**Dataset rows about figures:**
::::::::
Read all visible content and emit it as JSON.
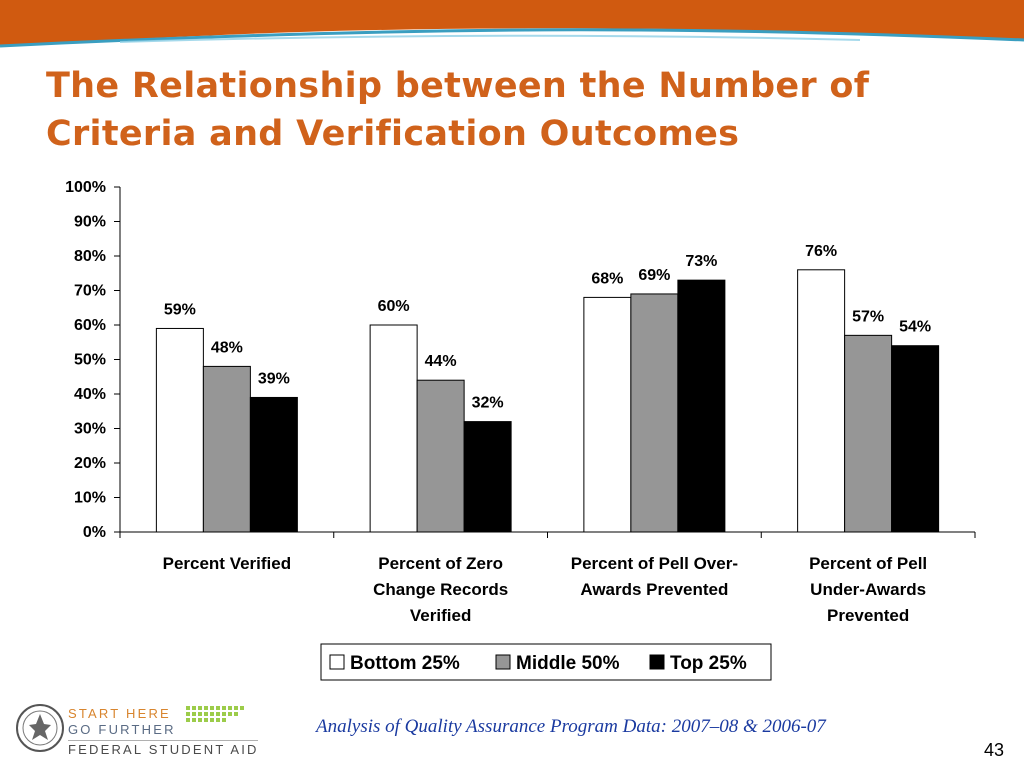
{
  "slide": {
    "title": "The Relationship between the Number of Criteria and Verification Outcomes",
    "footer": "Analysis of Quality Assurance Program Data: 2007–08 & 2006-07",
    "page_number": "43",
    "logo": {
      "line1": "START HERE",
      "line2": "GO FURTHER",
      "line3": "FEDERAL STUDENT AID"
    },
    "colors": {
      "title": "#d0621b",
      "band": "#d05a10",
      "band_accent": "#3a9ec0",
      "footer_text": "#1a3aa0"
    }
  },
  "chart_data": {
    "type": "bar",
    "categories": [
      [
        "Percent Verified"
      ],
      [
        "Percent of Zero",
        "Change Records",
        "Verified"
      ],
      [
        "Percent of Pell Over-",
        "Awards Prevented"
      ],
      [
        "Percent of Pell",
        "Under-Awards",
        "Prevented"
      ]
    ],
    "series": [
      {
        "name": "Bottom 25%",
        "color": "#ffffff",
        "values": [
          59,
          60,
          68,
          76
        ],
        "labels": [
          "59%",
          "60%",
          "68%",
          "76%"
        ]
      },
      {
        "name": "Middle 50%",
        "color": "#969696",
        "values": [
          48,
          44,
          69,
          57
        ],
        "labels": [
          "48%",
          "44%",
          "69%",
          "57%"
        ]
      },
      {
        "name": "Top 25%",
        "color": "#000000",
        "values": [
          39,
          32,
          73,
          54
        ],
        "labels": [
          "39%",
          "32%",
          "73%",
          "54%"
        ]
      }
    ],
    "ylim": [
      0,
      100
    ],
    "yticks": [
      "0%",
      "10%",
      "20%",
      "30%",
      "40%",
      "50%",
      "60%",
      "70%",
      "80%",
      "90%",
      "100%"
    ],
    "grid": false,
    "legend_position": "bottom"
  }
}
::::::::
**Stated exercise:**
Quote the records above exactly, leaving out any pictures.

**Finished exercise:**
Read all visible content and emit it as JSON.
{
  "slide": {
    "title": "The Relationship between the Number of Criteria and Verification Outcomes",
    "footer": "Analysis of Quality Assurance Program Data: 2007–08 & 2006-07",
    "page_number": "43",
    "logo": {
      "line1": "START HERE",
      "line2": "GO FURTHER",
      "line3": "FEDERAL STUDENT AID"
    },
    "colors": {
      "title": "#d0621b",
      "band": "#d05a10",
      "band_accent": "#3a9ec0",
      "footer_text": "#1a3aa0"
    }
  },
  "chart_data": {
    "type": "bar",
    "categories": [
      [
        "Percent Verified"
      ],
      [
        "Percent of Zero",
        "Change Records",
        "Verified"
      ],
      [
        "Percent of Pell Over-",
        "Awards Prevented"
      ],
      [
        "Percent of Pell",
        "Under-Awards",
        "Prevented"
      ]
    ],
    "series": [
      {
        "name": "Bottom 25%",
        "color": "#ffffff",
        "values": [
          59,
          60,
          68,
          76
        ],
        "labels": [
          "59%",
          "60%",
          "68%",
          "76%"
        ]
      },
      {
        "name": "Middle 50%",
        "color": "#969696",
        "values": [
          48,
          44,
          69,
          57
        ],
        "labels": [
          "48%",
          "44%",
          "69%",
          "57%"
        ]
      },
      {
        "name": "Top 25%",
        "color": "#000000",
        "values": [
          39,
          32,
          73,
          54
        ],
        "labels": [
          "39%",
          "32%",
          "73%",
          "54%"
        ]
      }
    ],
    "ylim": [
      0,
      100
    ],
    "yticks": [
      "0%",
      "10%",
      "20%",
      "30%",
      "40%",
      "50%",
      "60%",
      "70%",
      "80%",
      "90%",
      "100%"
    ],
    "grid": false,
    "legend_position": "bottom"
  }
}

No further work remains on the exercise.